Goal – Can you lay out every entry below as a Markdown table with the columns Row and Line, giving each non-blank line its own numbered row and leaving the pictures out?
◆ ◆ ◆ ◆
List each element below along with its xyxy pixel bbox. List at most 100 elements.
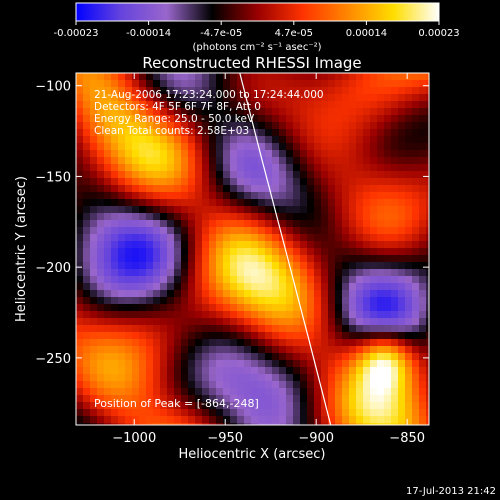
heatmap-cell [104, 213, 112, 221]
heatmap-cell [293, 136, 301, 144]
heatmap-cell [174, 409, 182, 417]
heatmap-cell [104, 332, 112, 340]
heatmap-cell [188, 311, 196, 319]
heatmap-cell [363, 220, 371, 228]
heatmap-cell [118, 346, 126, 354]
heatmap-cell [272, 178, 280, 186]
heatmap-cell [370, 262, 378, 270]
heatmap-cell [286, 206, 294, 214]
heatmap-cell [181, 248, 189, 256]
heatmap-cell [342, 423, 350, 425]
heatmap-cell [76, 388, 84, 396]
heatmap-cell [104, 227, 112, 235]
heatmap-cell [328, 73, 336, 81]
heatmap-cell [139, 199, 147, 207]
heatmap-cell [419, 297, 427, 305]
heatmap-cell [153, 374, 161, 382]
heatmap-cell [202, 227, 210, 235]
heatmap-cell [181, 325, 189, 333]
heatmap-cell [405, 283, 413, 291]
heatmap-cell [300, 339, 308, 347]
heatmap-cell [167, 178, 175, 186]
heatmap-cell [223, 192, 231, 200]
heatmap-cell [272, 241, 280, 249]
heatmap-cell [174, 297, 182, 305]
heatmap-cell [160, 143, 168, 151]
heatmap-cell [174, 283, 182, 291]
heatmap-cell [237, 311, 245, 319]
heatmap-cell [90, 353, 98, 361]
heatmap-cell [279, 227, 287, 235]
heatmap-cell [391, 346, 399, 354]
heatmap-cell [328, 311, 336, 319]
heatmap-cell [132, 80, 140, 88]
heatmap-cell [398, 164, 406, 172]
heatmap-cell [209, 101, 217, 109]
heatmap-cell [258, 269, 266, 277]
heatmap-cell [146, 346, 154, 354]
heatmap-cell [83, 185, 91, 193]
heatmap-cell [321, 304, 329, 312]
heatmap-cell [300, 213, 308, 221]
heatmap-cell [300, 269, 308, 277]
heatmap-cell [412, 409, 420, 417]
heatmap-cell [342, 332, 350, 340]
heatmap-cell [342, 248, 350, 256]
heatmap-cell [125, 374, 133, 382]
heatmap-cell [125, 276, 133, 284]
heatmap-cell [104, 297, 112, 305]
heatmap-cell [167, 290, 175, 298]
heatmap-cell [286, 353, 294, 361]
heatmap-cell [321, 248, 329, 256]
heatmap-cell [244, 409, 252, 417]
heatmap-cell [286, 101, 294, 109]
heatmap-cell [132, 185, 140, 193]
heatmap-cell [419, 346, 427, 354]
heatmap-cell [195, 115, 203, 123]
heatmap-cell [377, 227, 385, 235]
heatmap-cell [195, 122, 203, 130]
heatmap-cell [293, 129, 301, 137]
heatmap-cell [286, 304, 294, 312]
heatmap-cell [356, 108, 364, 116]
heatmap-cell [384, 262, 392, 270]
heatmap-cell [412, 94, 420, 102]
heatmap-cell [223, 171, 231, 179]
heatmap-cell [146, 395, 154, 403]
heatmap-cell [146, 220, 154, 228]
heatmap-cell [111, 115, 119, 123]
heatmap-cell [97, 157, 105, 165]
heatmap-cell [188, 136, 196, 144]
heatmap-cell [125, 311, 133, 319]
heatmap-cell [293, 402, 301, 410]
heatmap-cell [111, 283, 119, 291]
heatmap-cell [83, 374, 91, 382]
heatmap-cell [244, 402, 252, 410]
heatmap-cell [377, 136, 385, 144]
heatmap-cell [258, 332, 266, 340]
heatmap-cell [328, 94, 336, 102]
heatmap-cell [90, 199, 98, 207]
heatmap-cell [419, 304, 427, 312]
heatmap-cell [139, 157, 147, 165]
heatmap-cell [293, 388, 301, 396]
heatmap-cell [139, 409, 147, 417]
heatmap-cell [132, 227, 140, 235]
heatmap-cell [97, 290, 105, 298]
heatmap-cell [202, 255, 210, 263]
heatmap-cell [384, 255, 392, 263]
heatmap-cell [90, 374, 98, 382]
heatmap-cell [153, 115, 161, 123]
heatmap-cell [405, 178, 413, 186]
heatmap-cell [258, 143, 266, 151]
heatmap-cell [237, 122, 245, 130]
heatmap-cell [174, 213, 182, 221]
heatmap-cell [202, 248, 210, 256]
heatmap-cell [146, 192, 154, 200]
heatmap-cell [209, 234, 217, 242]
heatmap-cell [230, 276, 238, 284]
heatmap-cell [391, 388, 399, 396]
heatmap-cell [412, 276, 420, 284]
colorbar: -0.00023 -0.00014 -4.7e-05 4.7e-05 0.00014 0.… [54, 2, 460, 53]
heatmap-cell [125, 143, 133, 151]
◆ ◆ ◆ ◆
Answer to this task –
| Row | Line |
|---|---|
| 1 | List each element below along with its xyxy pixel bbox. List at most 100 elements. |
| 2 | heatmap-cell [104, 213, 112, 221] |
| 3 | heatmap-cell [293, 136, 301, 144] |
| 4 | heatmap-cell [174, 409, 182, 417] |
| 5 | heatmap-cell [104, 332, 112, 340] |
| 6 | heatmap-cell [188, 311, 196, 319] |
| 7 | heatmap-cell [363, 220, 371, 228] |
| 8 | heatmap-cell [118, 346, 126, 354] |
| 9 | heatmap-cell [272, 178, 280, 186] |
| 10 | heatmap-cell [370, 262, 378, 270] |
| 11 | heatmap-cell [286, 206, 294, 214] |
| 12 | heatmap-cell [181, 248, 189, 256] |
| 13 | heatmap-cell [342, 423, 350, 425] |
| 14 | heatmap-cell [76, 388, 84, 396] |
| 15 | heatmap-cell [104, 227, 112, 235] |
| 16 | heatmap-cell [328, 73, 336, 81] |
| 17 | heatmap-cell [139, 199, 147, 207] |
| 18 | heatmap-cell [419, 297, 427, 305] |
| 19 | heatmap-cell [153, 374, 161, 382] |
| 20 | heatmap-cell [202, 227, 210, 235] |
| 21 | heatmap-cell [181, 325, 189, 333] |
| 22 | heatmap-cell [405, 283, 413, 291] |
| 23 | heatmap-cell [300, 339, 308, 347] |
| 24 | heatmap-cell [167, 178, 175, 186] |
| 25 | heatmap-cell [223, 192, 231, 200] |
| 26 | heatmap-cell [272, 241, 280, 249] |
| 27 | heatmap-cell [174, 297, 182, 305] |
| 28 | heatmap-cell [160, 143, 168, 151] |
| 29 | heatmap-cell [174, 283, 182, 291] |
| 30 | heatmap-cell [237, 311, 245, 319] |
| 31 | heatmap-cell [90, 353, 98, 361] |
| 32 | heatmap-cell [279, 227, 287, 235] |
| 33 | heatmap-cell [391, 346, 399, 354] |
| 34 | heatmap-cell [328, 311, 336, 319] |
| 35 | heatmap-cell [132, 80, 140, 88] |
| 36 | heatmap-cell [398, 164, 406, 172] |
| 37 | heatmap-cell [209, 101, 217, 109] |
| 38 | heatmap-cell [258, 269, 266, 277] |
| 39 | heatmap-cell [146, 346, 154, 354] |
| 40 | heatmap-cell [83, 185, 91, 193] |
| 41 | heatmap-cell [321, 304, 329, 312] |
| 42 | heatmap-cell [300, 213, 308, 221] |
| 43 | heatmap-cell [300, 269, 308, 277] |
| 44 | heatmap-cell [412, 409, 420, 417] |
| 45 | heatmap-cell [342, 332, 350, 340] |
| 46 | heatmap-cell [342, 248, 350, 256] |
| 47 | heatmap-cell [125, 374, 133, 382] |
| 48 | heatmap-cell [125, 276, 133, 284] |
| 49 | heatmap-cell [104, 297, 112, 305] |
| 50 | heatmap-cell [167, 290, 175, 298] |
| 51 | heatmap-cell [286, 353, 294, 361] |
| 52 | heatmap-cell [321, 248, 329, 256] |
| 53 | heatmap-cell [244, 409, 252, 417] |
| 54 | heatmap-cell [286, 101, 294, 109] |
| 55 | heatmap-cell [132, 185, 140, 193] |
| 56 | heatmap-cell [419, 346, 427, 354] |
| 57 | heatmap-cell [195, 115, 203, 123] |
| 58 | heatmap-cell [377, 227, 385, 235] |
| 59 | heatmap-cell [195, 122, 203, 130] |
| 60 | heatmap-cell [293, 129, 301, 137] |
| 61 | heatmap-cell [286, 304, 294, 312] |
| 62 | heatmap-cell [356, 108, 364, 116] |
| 63 | heatmap-cell [384, 262, 392, 270] |
| 64 | heatmap-cell [412, 94, 420, 102] |
| 65 | heatmap-cell [223, 171, 231, 179] |
| 66 | heatmap-cell [146, 395, 154, 403] |
| 67 | heatmap-cell [146, 220, 154, 228] |
| 68 | heatmap-cell [111, 115, 119, 123] |
| 69 | heatmap-cell [97, 157, 105, 165] |
| 70 | heatmap-cell [188, 136, 196, 144] |
| 71 | heatmap-cell [125, 311, 133, 319] |
| 72 | heatmap-cell [293, 402, 301, 410] |
| 73 | heatmap-cell [111, 283, 119, 291] |
| 74 | heatmap-cell [83, 374, 91, 382] |
| 75 | heatmap-cell [244, 402, 252, 410] |
| 76 | heatmap-cell [377, 136, 385, 144] |
| 77 | heatmap-cell [258, 332, 266, 340] |
| 78 | heatmap-cell [328, 94, 336, 102] |
| 79 | heatmap-cell [90, 199, 98, 207] |
| 80 | heatmap-cell [419, 304, 427, 312] |
| 81 | heatmap-cell [139, 157, 147, 165] |
| 82 | heatmap-cell [293, 388, 301, 396] |
| 83 | heatmap-cell [139, 409, 147, 417] |
| 84 | heatmap-cell [132, 227, 140, 235] |
| 85 | heatmap-cell [97, 290, 105, 298] |
| 86 | heatmap-cell [202, 255, 210, 263] |
| 87 | heatmap-cell [384, 255, 392, 263] |
| 88 | heatmap-cell [90, 374, 98, 382] |
| 89 | heatmap-cell [153, 115, 161, 123] |
| 90 | heatmap-cell [405, 178, 413, 186] |
| 91 | heatmap-cell [258, 143, 266, 151] |
| 92 | heatmap-cell [237, 122, 245, 130] |
| 93 | heatmap-cell [174, 213, 182, 221] |
| 94 | heatmap-cell [202, 248, 210, 256] |
| 95 | heatmap-cell [146, 192, 154, 200] |
| 96 | heatmap-cell [209, 234, 217, 242] |
| 97 | heatmap-cell [230, 276, 238, 284] |
| 98 | heatmap-cell [391, 388, 399, 396] |
| 99 | heatmap-cell [412, 276, 420, 284] |
| 100 | colorbar: -0.00023 -0.00014 -4.7e-05 4.7e-05 0.00014 0.… [54, 2, 460, 53] |
| 101 | heatmap-cell [125, 143, 133, 151] |